Entries from a dataset:
────

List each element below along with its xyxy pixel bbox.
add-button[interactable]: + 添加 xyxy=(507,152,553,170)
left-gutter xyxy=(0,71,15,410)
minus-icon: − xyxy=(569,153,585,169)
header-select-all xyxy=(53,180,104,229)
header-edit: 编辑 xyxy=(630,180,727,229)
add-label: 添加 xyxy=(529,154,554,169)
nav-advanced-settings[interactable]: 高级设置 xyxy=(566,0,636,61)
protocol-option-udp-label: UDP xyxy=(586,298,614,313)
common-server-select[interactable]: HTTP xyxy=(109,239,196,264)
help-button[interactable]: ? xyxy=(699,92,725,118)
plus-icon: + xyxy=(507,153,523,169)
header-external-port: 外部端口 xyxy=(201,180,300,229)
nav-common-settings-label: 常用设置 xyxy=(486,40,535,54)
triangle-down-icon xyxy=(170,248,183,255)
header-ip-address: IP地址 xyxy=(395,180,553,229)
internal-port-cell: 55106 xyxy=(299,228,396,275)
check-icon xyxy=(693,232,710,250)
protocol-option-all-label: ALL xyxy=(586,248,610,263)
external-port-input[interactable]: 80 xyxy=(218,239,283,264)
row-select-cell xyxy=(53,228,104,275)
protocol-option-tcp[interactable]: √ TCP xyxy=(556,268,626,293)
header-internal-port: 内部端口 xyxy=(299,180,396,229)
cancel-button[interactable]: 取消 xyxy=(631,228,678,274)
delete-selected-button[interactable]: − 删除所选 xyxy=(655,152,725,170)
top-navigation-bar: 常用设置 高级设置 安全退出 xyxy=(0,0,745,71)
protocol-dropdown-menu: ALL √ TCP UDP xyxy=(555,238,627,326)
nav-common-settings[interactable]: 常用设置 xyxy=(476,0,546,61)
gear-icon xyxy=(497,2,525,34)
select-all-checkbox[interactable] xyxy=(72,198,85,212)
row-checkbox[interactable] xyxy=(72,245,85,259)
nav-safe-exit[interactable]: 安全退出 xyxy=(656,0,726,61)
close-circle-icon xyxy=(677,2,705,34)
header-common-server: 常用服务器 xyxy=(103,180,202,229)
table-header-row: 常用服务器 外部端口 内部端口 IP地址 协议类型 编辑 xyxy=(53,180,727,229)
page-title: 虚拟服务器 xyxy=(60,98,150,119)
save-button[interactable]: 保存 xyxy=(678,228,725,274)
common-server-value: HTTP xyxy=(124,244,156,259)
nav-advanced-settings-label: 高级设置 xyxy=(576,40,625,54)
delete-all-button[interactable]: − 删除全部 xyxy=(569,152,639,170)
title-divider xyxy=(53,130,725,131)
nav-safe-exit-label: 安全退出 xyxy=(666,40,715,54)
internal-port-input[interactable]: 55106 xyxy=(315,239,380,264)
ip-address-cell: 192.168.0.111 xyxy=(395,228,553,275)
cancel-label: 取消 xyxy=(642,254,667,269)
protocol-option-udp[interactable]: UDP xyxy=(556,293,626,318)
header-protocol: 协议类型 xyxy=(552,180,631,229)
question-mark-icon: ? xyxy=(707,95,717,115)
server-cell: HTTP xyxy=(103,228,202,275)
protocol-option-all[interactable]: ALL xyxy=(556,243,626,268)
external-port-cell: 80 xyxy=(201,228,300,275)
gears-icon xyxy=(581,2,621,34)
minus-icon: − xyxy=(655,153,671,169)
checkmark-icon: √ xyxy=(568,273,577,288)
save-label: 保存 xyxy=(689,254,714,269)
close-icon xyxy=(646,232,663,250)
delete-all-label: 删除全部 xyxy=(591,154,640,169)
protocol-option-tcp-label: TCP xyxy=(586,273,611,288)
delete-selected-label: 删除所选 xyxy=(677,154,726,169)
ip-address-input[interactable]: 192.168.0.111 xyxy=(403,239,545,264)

────

Problem: Determine how many lines of the entries above contain the string "option". Provide the number alone.

Response: 6